Supplied material:
## BEGIN

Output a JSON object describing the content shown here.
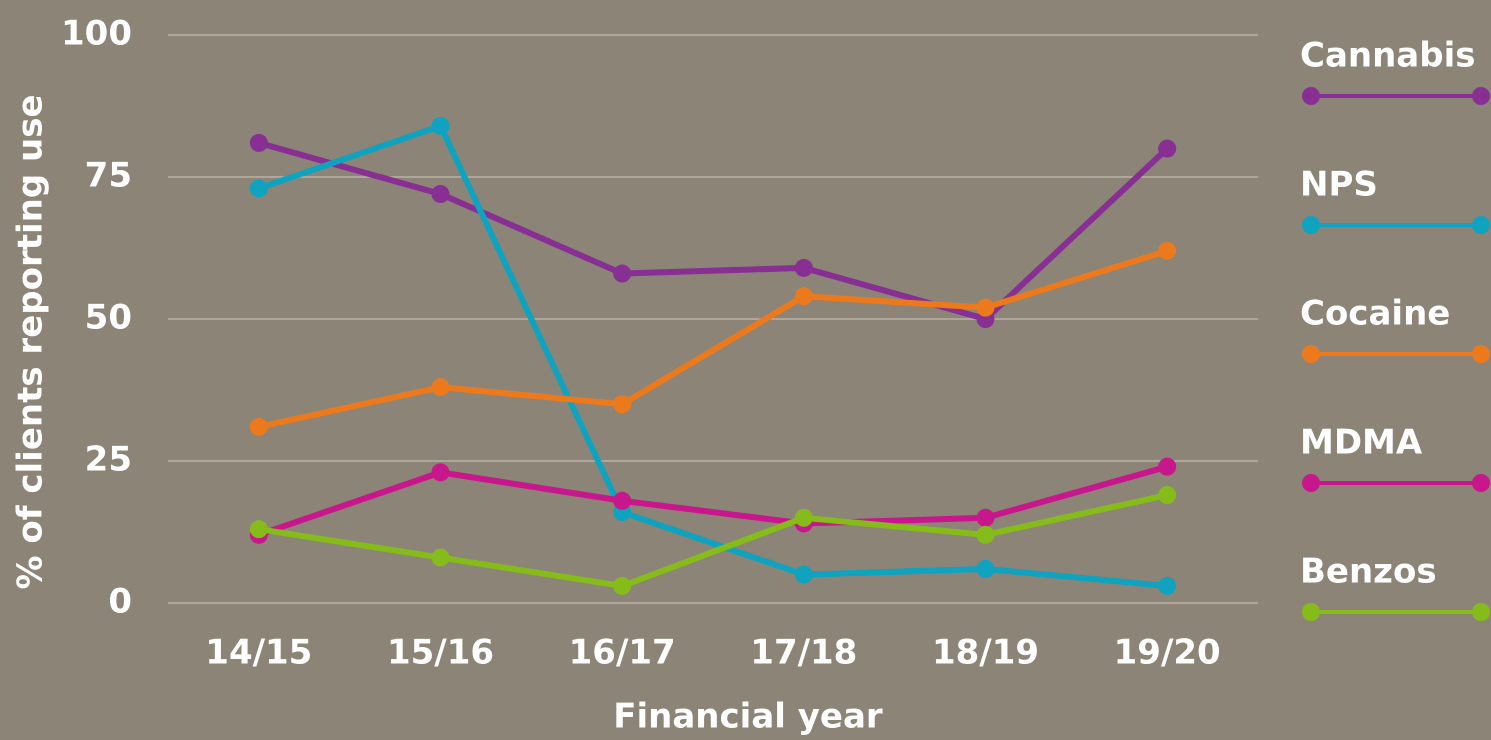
{
  "chart_data": {
    "type": "line",
    "x_label": "Financial year",
    "y_label": "% of clients reporting use",
    "categories": [
      "14/15",
      "15/16",
      "16/17",
      "17/18",
      "18/19",
      "19/20"
    ],
    "series": [
      {
        "name": "Cannabis",
        "color": "#872f92",
        "values": [
          81,
          72,
          58,
          59,
          50,
          80
        ]
      },
      {
        "name": "NPS",
        "color": "#0fa3c0",
        "values": [
          73,
          84,
          16,
          5,
          6,
          3
        ]
      },
      {
        "name": "Cocaine",
        "color": "#ec7a1c",
        "values": [
          31,
          38,
          35,
          54,
          52,
          62
        ]
      },
      {
        "name": "MDMA",
        "color": "#c8168c",
        "values": [
          12,
          23,
          18,
          14,
          15,
          24
        ]
      },
      {
        "name": "Benzos",
        "color": "#86bc1a",
        "values": [
          13,
          8,
          3,
          15,
          12,
          19
        ]
      }
    ],
    "ylim": [
      0,
      100
    ],
    "yticks": [
      0,
      25,
      50,
      75,
      100
    ],
    "grid": true,
    "legend": "right"
  }
}
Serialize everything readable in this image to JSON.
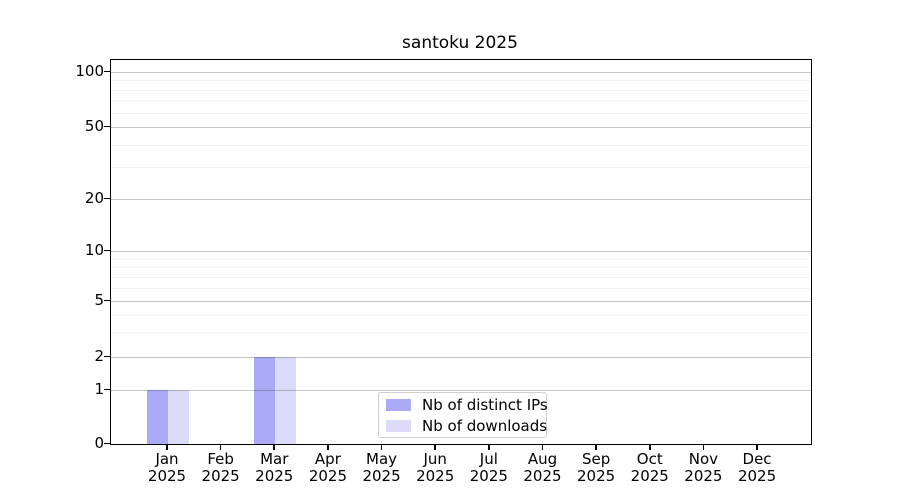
{
  "page": {
    "background": "#ffffff"
  },
  "chart_data": {
    "type": "bar",
    "title": "santoku 2025",
    "categories": [
      {
        "month": "Jan",
        "year": "2025"
      },
      {
        "month": "Feb",
        "year": "2025"
      },
      {
        "month": "Mar",
        "year": "2025"
      },
      {
        "month": "Apr",
        "year": "2025"
      },
      {
        "month": "May",
        "year": "2025"
      },
      {
        "month": "Jun",
        "year": "2025"
      },
      {
        "month": "Jul",
        "year": "2025"
      },
      {
        "month": "Aug",
        "year": "2025"
      },
      {
        "month": "Sep",
        "year": "2025"
      },
      {
        "month": "Oct",
        "year": "2025"
      },
      {
        "month": "Nov",
        "year": "2025"
      },
      {
        "month": "Dec",
        "year": "2025"
      }
    ],
    "series": [
      {
        "name": "Nb of distinct IPs",
        "color": "#aaaaf6",
        "values": [
          1,
          0,
          2,
          0,
          0,
          0,
          0,
          0,
          0,
          0,
          0,
          0
        ]
      },
      {
        "name": "Nb of downloads",
        "color": "#dcdcf8",
        "values": [
          1,
          0,
          2,
          0,
          0,
          0,
          0,
          0,
          0,
          0,
          0,
          0
        ]
      }
    ],
    "yticks": [
      0,
      1,
      2,
      5,
      10,
      20,
      50,
      100
    ],
    "ylim": [
      0,
      115
    ],
    "yscale": "log-like",
    "grid": "horizontal major and minor gridlines, drawn over bars",
    "legend_position": "bottom-center-inside",
    "frame": "full box, black"
  }
}
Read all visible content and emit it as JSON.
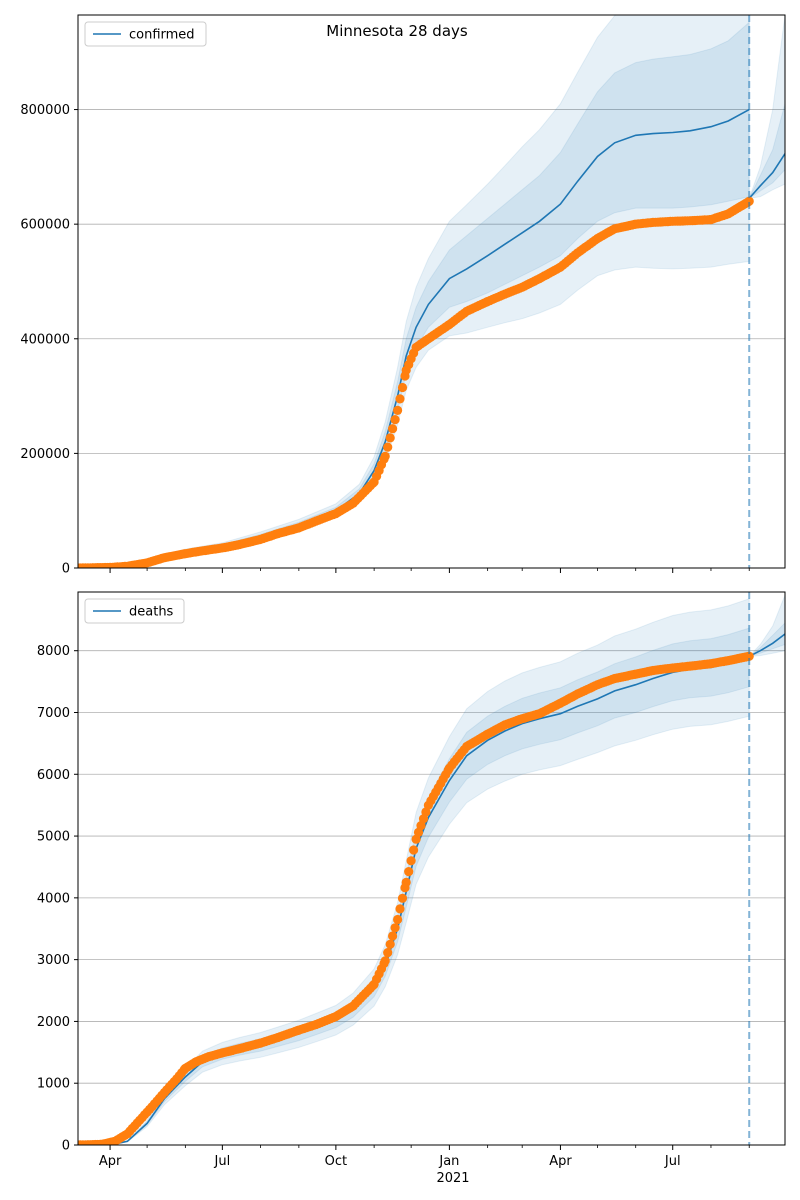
{
  "figure": {
    "title": "Minnesota 28 days",
    "year_label": "2021",
    "x_tick_labels": [
      "Apr",
      "Jul",
      "Oct",
      "Jan",
      "Apr",
      "Jul"
    ]
  },
  "colors": {
    "model_line": "#1f77b4",
    "observed": "#ff7f0e",
    "band": "#1f77b4",
    "grid": "#b0b0b0",
    "forecast_marker": "#1f77b4"
  },
  "chart_data": [
    {
      "type": "line",
      "legend": "confirmed",
      "legend_position": "top-left",
      "grid": "y",
      "x_axis": {
        "type": "date",
        "range": [
          "2020-03-06",
          "2021-09-30"
        ],
        "major_ticks": [
          "2020-04-01",
          "2020-07-01",
          "2020-10-01",
          "2021-01-01",
          "2021-04-01",
          "2021-07-01"
        ],
        "minor_ticks": [
          "2020-05-01",
          "2020-06-01",
          "2020-08-01",
          "2020-09-01",
          "2020-11-01",
          "2020-12-01",
          "2021-02-01",
          "2021-03-01",
          "2021-05-01",
          "2021-06-01",
          "2021-08-01",
          "2021-09-01"
        ]
      },
      "y_axis": {
        "range": [
          0,
          965000
        ],
        "ticks": [
          0,
          200000,
          400000,
          600000,
          800000
        ]
      },
      "forecast_start": "2021-09-01",
      "model": {
        "dates": [
          "2020-03-06",
          "2020-04-01",
          "2020-05-01",
          "2020-06-01",
          "2020-07-01",
          "2020-08-01",
          "2020-09-01",
          "2020-10-01",
          "2020-10-20",
          "2020-11-01",
          "2020-11-10",
          "2020-11-20",
          "2020-11-27",
          "2020-12-05",
          "2020-12-15",
          "2021-01-01",
          "2021-01-15",
          "2021-02-01",
          "2021-02-15",
          "2021-03-01",
          "2021-03-15",
          "2021-04-01",
          "2021-04-15",
          "2021-05-01",
          "2021-05-15",
          "2021-06-01",
          "2021-06-15",
          "2021-07-01",
          "2021-07-15",
          "2021-08-01",
          "2021-08-15",
          "2021-09-01"
        ],
        "values": [
          0,
          2000,
          12000,
          28000,
          38000,
          55000,
          75000,
          100000,
          130000,
          170000,
          220000,
          300000,
          370000,
          420000,
          460000,
          505000,
          522000,
          545000,
          565000,
          585000,
          605000,
          635000,
          675000,
          718000,
          742000,
          755000,
          758000,
          760000,
          763000,
          770000,
          780000,
          800000
        ],
        "band_inner": [
          [
            0,
            0
          ],
          [
            1500,
            2500
          ],
          [
            10500,
            13500
          ],
          [
            25500,
            30500
          ],
          [
            35000,
            41000
          ],
          [
            51000,
            59000
          ],
          [
            70000,
            80000
          ],
          [
            94000,
            106000
          ],
          [
            122000,
            138000
          ],
          [
            158000,
            182000
          ],
          [
            202000,
            238000
          ],
          [
            275000,
            325000
          ],
          [
            340000,
            400000
          ],
          [
            385000,
            455000
          ],
          [
            420000,
            500000
          ],
          [
            455000,
            555000
          ],
          [
            465000,
            580000
          ],
          [
            480000,
            610000
          ],
          [
            495000,
            635000
          ],
          [
            510000,
            660000
          ],
          [
            525000,
            685000
          ],
          [
            545000,
            725000
          ],
          [
            575000,
            775000
          ],
          [
            605000,
            831000
          ],
          [
            620000,
            864000
          ],
          [
            628000,
            882000
          ],
          [
            628000,
            888000
          ],
          [
            628000,
            892000
          ],
          [
            630000,
            896000
          ],
          [
            634000,
            906000
          ],
          [
            640000,
            920000
          ],
          [
            648000,
            952000
          ]
        ],
        "band_outer": [
          [
            0,
            0
          ],
          [
            1000,
            3000
          ],
          [
            9000,
            15000
          ],
          [
            23000,
            33000
          ],
          [
            32000,
            44000
          ],
          [
            47000,
            63000
          ],
          [
            65000,
            85000
          ],
          [
            88000,
            112000
          ],
          [
            114000,
            146000
          ],
          [
            146000,
            194000
          ],
          [
            185000,
            255000
          ],
          [
            250000,
            350000
          ],
          [
            310000,
            430000
          ],
          [
            350000,
            490000
          ],
          [
            380000,
            540000
          ],
          [
            405000,
            605000
          ],
          [
            410000,
            634000
          ],
          [
            420000,
            670000
          ],
          [
            428000,
            702000
          ],
          [
            435000,
            735000
          ],
          [
            445000,
            765000
          ],
          [
            460000,
            810000
          ],
          [
            485000,
            865000
          ],
          [
            510000,
            926000
          ],
          [
            520000,
            964000
          ],
          [
            525000,
            985000
          ],
          [
            523000,
            993000
          ],
          [
            522000,
            998000
          ],
          [
            523000,
            1003000
          ],
          [
            525000,
            1015000
          ],
          [
            530000,
            1030000
          ],
          [
            535000,
            1065000
          ]
        ]
      },
      "forecast": {
        "dates": [
          "2021-09-01",
          "2021-09-10",
          "2021-09-20",
          "2021-09-30"
        ],
        "values": [
          645000,
          667000,
          690000,
          723000
        ],
        "band_inner": [
          [
            645000,
            645000
          ],
          [
            658000,
            685000
          ],
          [
            672000,
            730000
          ],
          [
            695000,
            810000
          ]
        ],
        "band_outer": [
          [
            645000,
            645000
          ],
          [
            648000,
            700000
          ],
          [
            660000,
            800000
          ],
          [
            670000,
            965000
          ]
        ]
      },
      "observed": {
        "dates": [
          "2020-03-06",
          "2020-04-01",
          "2020-04-15",
          "2020-05-01",
          "2020-05-15",
          "2020-06-01",
          "2020-06-15",
          "2020-07-01",
          "2020-07-15",
          "2020-08-01",
          "2020-08-15",
          "2020-09-01",
          "2020-09-15",
          "2020-10-01",
          "2020-10-15",
          "2020-11-01",
          "2020-11-10",
          "2020-11-20",
          "2020-11-27",
          "2020-12-05",
          "2020-12-15",
          "2021-01-01",
          "2021-01-15",
          "2021-02-01",
          "2021-02-15",
          "2021-03-01",
          "2021-03-15",
          "2021-04-01",
          "2021-04-15",
          "2021-05-01",
          "2021-05-15",
          "2021-06-01",
          "2021-06-15",
          "2021-07-01",
          "2021-07-15",
          "2021-08-01",
          "2021-08-15",
          "2021-09-01"
        ],
        "values": [
          0,
          1000,
          3000,
          9000,
          18000,
          25000,
          30000,
          35000,
          41000,
          50000,
          60000,
          70000,
          82000,
          95000,
          113000,
          150000,
          195000,
          275000,
          345000,
          385000,
          400000,
          425000,
          448000,
          465000,
          478000,
          490000,
          505000,
          525000,
          550000,
          575000,
          592000,
          600000,
          603000,
          605000,
          606000,
          608000,
          618000,
          640000
        ]
      }
    },
    {
      "type": "line",
      "legend": "deaths",
      "legend_position": "top-left",
      "grid": "y",
      "x_axis": {
        "type": "date",
        "range": [
          "2020-03-06",
          "2021-09-30"
        ],
        "major_ticks": [
          "2020-04-01",
          "2020-07-01",
          "2020-10-01",
          "2021-01-01",
          "2021-04-01",
          "2021-07-01"
        ],
        "minor_ticks": [
          "2020-05-01",
          "2020-06-01",
          "2020-08-01",
          "2020-09-01",
          "2020-11-01",
          "2020-12-01",
          "2021-02-01",
          "2021-03-01",
          "2021-05-01",
          "2021-06-01",
          "2021-08-01",
          "2021-09-01"
        ]
      },
      "y_axis": {
        "range": [
          0,
          8950
        ],
        "ticks": [
          0,
          1000,
          2000,
          3000,
          4000,
          5000,
          6000,
          7000,
          8000
        ]
      },
      "forecast_start": "2021-09-01",
      "model": {
        "dates": [
          "2020-03-06",
          "2020-04-01",
          "2020-04-15",
          "2020-05-01",
          "2020-05-15",
          "2020-06-01",
          "2020-06-15",
          "2020-07-01",
          "2020-07-15",
          "2020-08-01",
          "2020-08-15",
          "2020-09-01",
          "2020-09-15",
          "2020-10-01",
          "2020-10-15",
          "2020-11-01",
          "2020-11-10",
          "2020-11-20",
          "2020-11-27",
          "2020-12-05",
          "2020-12-15",
          "2021-01-01",
          "2021-01-15",
          "2021-02-01",
          "2021-02-15",
          "2021-03-01",
          "2021-03-15",
          "2021-04-01",
          "2021-04-15",
          "2021-05-01",
          "2021-05-15",
          "2021-06-01",
          "2021-06-15",
          "2021-07-01",
          "2021-07-15",
          "2021-08-01",
          "2021-08-15",
          "2021-09-01"
        ],
        "values": [
          0,
          0,
          60,
          350,
          750,
          1100,
          1350,
          1480,
          1550,
          1620,
          1700,
          1800,
          1900,
          2020,
          2200,
          2550,
          2900,
          3500,
          4100,
          4800,
          5300,
          5900,
          6300,
          6550,
          6700,
          6820,
          6900,
          6980,
          7100,
          7220,
          7350,
          7450,
          7550,
          7650,
          7700,
          7730,
          7790,
          7890
        ],
        "band_inner": [
          [
            0,
            0
          ],
          [
            0,
            0
          ],
          [
            55,
            65
          ],
          [
            325,
            375
          ],
          [
            700,
            800
          ],
          [
            1030,
            1170
          ],
          [
            1265,
            1435
          ],
          [
            1390,
            1570
          ],
          [
            1455,
            1645
          ],
          [
            1520,
            1720
          ],
          [
            1595,
            1805
          ],
          [
            1690,
            1910
          ],
          [
            1785,
            2015
          ],
          [
            1900,
            2140
          ],
          [
            2070,
            2330
          ],
          [
            2400,
            2700
          ],
          [
            2730,
            3070
          ],
          [
            3290,
            3710
          ],
          [
            3850,
            4350
          ],
          [
            4510,
            5090
          ],
          [
            4980,
            5620
          ],
          [
            5550,
            6250
          ],
          [
            5920,
            6680
          ],
          [
            6160,
            6940
          ],
          [
            6300,
            7100
          ],
          [
            6410,
            7230
          ],
          [
            6485,
            7315
          ],
          [
            6560,
            7400
          ],
          [
            6670,
            7530
          ],
          [
            6785,
            7655
          ],
          [
            6910,
            7790
          ],
          [
            7000,
            7900
          ],
          [
            7095,
            8005
          ],
          [
            7190,
            8110
          ],
          [
            7240,
            8160
          ],
          [
            7265,
            8195
          ],
          [
            7320,
            8260
          ],
          [
            7415,
            8365
          ]
        ],
        "band_outer": [
          [
            0,
            0
          ],
          [
            0,
            0
          ],
          [
            50,
            70
          ],
          [
            300,
            400
          ],
          [
            650,
            850
          ],
          [
            960,
            1240
          ],
          [
            1180,
            1520
          ],
          [
            1300,
            1660
          ],
          [
            1360,
            1740
          ],
          [
            1420,
            1820
          ],
          [
            1490,
            1910
          ],
          [
            1580,
            2020
          ],
          [
            1670,
            2130
          ],
          [
            1780,
            2260
          ],
          [
            1940,
            2460
          ],
          [
            2250,
            2850
          ],
          [
            2560,
            3240
          ],
          [
            3080,
            3920
          ],
          [
            3600,
            4600
          ],
          [
            4220,
            5380
          ],
          [
            4660,
            5940
          ],
          [
            5190,
            6610
          ],
          [
            5540,
            7060
          ],
          [
            5760,
            7340
          ],
          [
            5890,
            7510
          ],
          [
            6000,
            7640
          ],
          [
            6070,
            7730
          ],
          [
            6140,
            7820
          ],
          [
            6240,
            7960
          ],
          [
            6350,
            8090
          ],
          [
            6460,
            8240
          ],
          [
            6550,
            8350
          ],
          [
            6640,
            8460
          ],
          [
            6730,
            8570
          ],
          [
            6775,
            8625
          ],
          [
            6800,
            8660
          ],
          [
            6855,
            8725
          ],
          [
            6940,
            8840
          ]
        ]
      },
      "forecast": {
        "dates": [
          "2021-09-01",
          "2021-09-10",
          "2021-09-20",
          "2021-09-30"
        ],
        "values": [
          7910,
          8000,
          8120,
          8270
        ],
        "band_inner": [
          [
            7910,
            7910
          ],
          [
            7960,
            8050
          ],
          [
            8030,
            8250
          ],
          [
            8100,
            8450
          ]
        ],
        "band_outer": [
          [
            7910,
            7910
          ],
          [
            7920,
            8100
          ],
          [
            7960,
            8400
          ],
          [
            8000,
            8900
          ]
        ]
      },
      "observed": {
        "dates": [
          "2020-03-06",
          "2020-03-25",
          "2020-04-05",
          "2020-04-15",
          "2020-04-25",
          "2020-05-05",
          "2020-05-15",
          "2020-05-25",
          "2020-06-01",
          "2020-06-10",
          "2020-06-20",
          "2020-07-01",
          "2020-07-15",
          "2020-08-01",
          "2020-08-15",
          "2020-09-01",
          "2020-09-15",
          "2020-10-01",
          "2020-10-15",
          "2020-11-01",
          "2020-11-10",
          "2020-11-20",
          "2020-11-27",
          "2020-12-05",
          "2020-12-15",
          "2021-01-01",
          "2021-01-15",
          "2021-02-01",
          "2021-02-15",
          "2021-03-01",
          "2021-03-15",
          "2021-04-01",
          "2021-04-15",
          "2021-05-01",
          "2021-05-15",
          "2021-06-01",
          "2021-06-15",
          "2021-07-01",
          "2021-07-15",
          "2021-08-01",
          "2021-08-15",
          "2021-09-01"
        ],
        "values": [
          0,
          10,
          60,
          180,
          400,
          620,
          850,
          1070,
          1240,
          1350,
          1430,
          1490,
          1560,
          1650,
          1740,
          1860,
          1950,
          2080,
          2250,
          2600,
          2980,
          3650,
          4250,
          4950,
          5500,
          6100,
          6450,
          6650,
          6800,
          6900,
          6980,
          7150,
          7300,
          7450,
          7550,
          7620,
          7680,
          7720,
          7750,
          7790,
          7840,
          7910
        ]
      }
    }
  ]
}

## END

What you have to do: Pick out all the lines with the word "title" in them and copy them.

Final result:
    "title": "santoku 2025",
    "title": "Minnesota 28 days",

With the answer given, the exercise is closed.